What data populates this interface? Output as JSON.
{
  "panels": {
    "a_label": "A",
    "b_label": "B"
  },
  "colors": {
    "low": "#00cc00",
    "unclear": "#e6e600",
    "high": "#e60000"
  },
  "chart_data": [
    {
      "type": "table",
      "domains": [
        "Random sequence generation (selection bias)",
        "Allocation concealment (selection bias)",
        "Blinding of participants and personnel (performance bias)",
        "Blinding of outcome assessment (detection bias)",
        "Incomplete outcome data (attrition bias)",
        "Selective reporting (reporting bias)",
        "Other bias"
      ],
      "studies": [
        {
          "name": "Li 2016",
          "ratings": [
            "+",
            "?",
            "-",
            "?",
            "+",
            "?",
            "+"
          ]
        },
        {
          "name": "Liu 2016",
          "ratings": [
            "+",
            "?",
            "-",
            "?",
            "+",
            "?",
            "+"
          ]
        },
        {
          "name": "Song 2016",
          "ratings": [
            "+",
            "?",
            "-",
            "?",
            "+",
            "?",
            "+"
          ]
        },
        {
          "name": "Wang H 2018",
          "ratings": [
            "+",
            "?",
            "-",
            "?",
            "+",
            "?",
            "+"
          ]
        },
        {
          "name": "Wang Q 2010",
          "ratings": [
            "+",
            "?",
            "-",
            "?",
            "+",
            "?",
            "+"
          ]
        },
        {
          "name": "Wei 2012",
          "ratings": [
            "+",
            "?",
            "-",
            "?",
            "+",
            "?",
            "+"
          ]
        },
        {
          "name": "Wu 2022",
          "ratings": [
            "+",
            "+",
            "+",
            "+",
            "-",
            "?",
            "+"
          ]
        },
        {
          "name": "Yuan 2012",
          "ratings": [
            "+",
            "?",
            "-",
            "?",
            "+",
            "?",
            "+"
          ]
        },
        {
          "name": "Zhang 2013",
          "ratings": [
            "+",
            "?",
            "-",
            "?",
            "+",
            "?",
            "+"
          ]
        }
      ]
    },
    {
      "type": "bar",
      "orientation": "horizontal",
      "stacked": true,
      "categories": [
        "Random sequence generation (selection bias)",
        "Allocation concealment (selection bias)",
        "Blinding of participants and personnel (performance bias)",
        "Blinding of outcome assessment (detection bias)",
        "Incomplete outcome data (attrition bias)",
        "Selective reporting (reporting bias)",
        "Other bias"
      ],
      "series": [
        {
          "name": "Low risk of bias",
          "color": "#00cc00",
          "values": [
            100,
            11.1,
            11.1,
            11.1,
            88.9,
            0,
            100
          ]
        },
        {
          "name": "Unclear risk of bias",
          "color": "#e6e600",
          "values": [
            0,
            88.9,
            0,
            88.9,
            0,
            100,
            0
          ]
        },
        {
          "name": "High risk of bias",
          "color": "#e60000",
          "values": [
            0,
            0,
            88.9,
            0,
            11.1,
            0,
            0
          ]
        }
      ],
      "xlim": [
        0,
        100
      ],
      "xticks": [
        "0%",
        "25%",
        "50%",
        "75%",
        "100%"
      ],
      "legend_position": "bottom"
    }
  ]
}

◆ ◆ ◆ ◆

__Task goal__. Give back all the data exactly as written.

__Exercise answer__.
What data populates this interface? Output as JSON.
{
  "panels": {
    "a_label": "A",
    "b_label": "B"
  },
  "colors": {
    "low": "#00cc00",
    "unclear": "#e6e600",
    "high": "#e60000"
  },
  "chart_data": [
    {
      "type": "table",
      "domains": [
        "Random sequence generation (selection bias)",
        "Allocation concealment (selection bias)",
        "Blinding of participants and personnel (performance bias)",
        "Blinding of outcome assessment (detection bias)",
        "Incomplete outcome data (attrition bias)",
        "Selective reporting (reporting bias)",
        "Other bias"
      ],
      "studies": [
        {
          "name": "Li 2016",
          "ratings": [
            "+",
            "?",
            "-",
            "?",
            "+",
            "?",
            "+"
          ]
        },
        {
          "name": "Liu 2016",
          "ratings": [
            "+",
            "?",
            "-",
            "?",
            "+",
            "?",
            "+"
          ]
        },
        {
          "name": "Song 2016",
          "ratings": [
            "+",
            "?",
            "-",
            "?",
            "+",
            "?",
            "+"
          ]
        },
        {
          "name": "Wang H 2018",
          "ratings": [
            "+",
            "?",
            "-",
            "?",
            "+",
            "?",
            "+"
          ]
        },
        {
          "name": "Wang Q 2010",
          "ratings": [
            "+",
            "?",
            "-",
            "?",
            "+",
            "?",
            "+"
          ]
        },
        {
          "name": "Wei 2012",
          "ratings": [
            "+",
            "?",
            "-",
            "?",
            "+",
            "?",
            "+"
          ]
        },
        {
          "name": "Wu 2022",
          "ratings": [
            "+",
            "+",
            "+",
            "+",
            "-",
            "?",
            "+"
          ]
        },
        {
          "name": "Yuan 2012",
          "ratings": [
            "+",
            "?",
            "-",
            "?",
            "+",
            "?",
            "+"
          ]
        },
        {
          "name": "Zhang 2013",
          "ratings": [
            "+",
            "?",
            "-",
            "?",
            "+",
            "?",
            "+"
          ]
        }
      ]
    },
    {
      "type": "bar",
      "orientation": "horizontal",
      "stacked": true,
      "categories": [
        "Random sequence generation (selection bias)",
        "Allocation concealment (selection bias)",
        "Blinding of participants and personnel (performance bias)",
        "Blinding of outcome assessment (detection bias)",
        "Incomplete outcome data (attrition bias)",
        "Selective reporting (reporting bias)",
        "Other bias"
      ],
      "series": [
        {
          "name": "Low risk of bias",
          "color": "#00cc00",
          "values": [
            100,
            11.1,
            11.1,
            11.1,
            88.9,
            0,
            100
          ]
        },
        {
          "name": "Unclear risk of bias",
          "color": "#e6e600",
          "values": [
            0,
            88.9,
            0,
            88.9,
            0,
            100,
            0
          ]
        },
        {
          "name": "High risk of bias",
          "color": "#e60000",
          "values": [
            0,
            0,
            88.9,
            0,
            11.1,
            0,
            0
          ]
        }
      ],
      "xlim": [
        0,
        100
      ],
      "xticks": [
        "0%",
        "25%",
        "50%",
        "75%",
        "100%"
      ],
      "legend_position": "bottom"
    }
  ]
}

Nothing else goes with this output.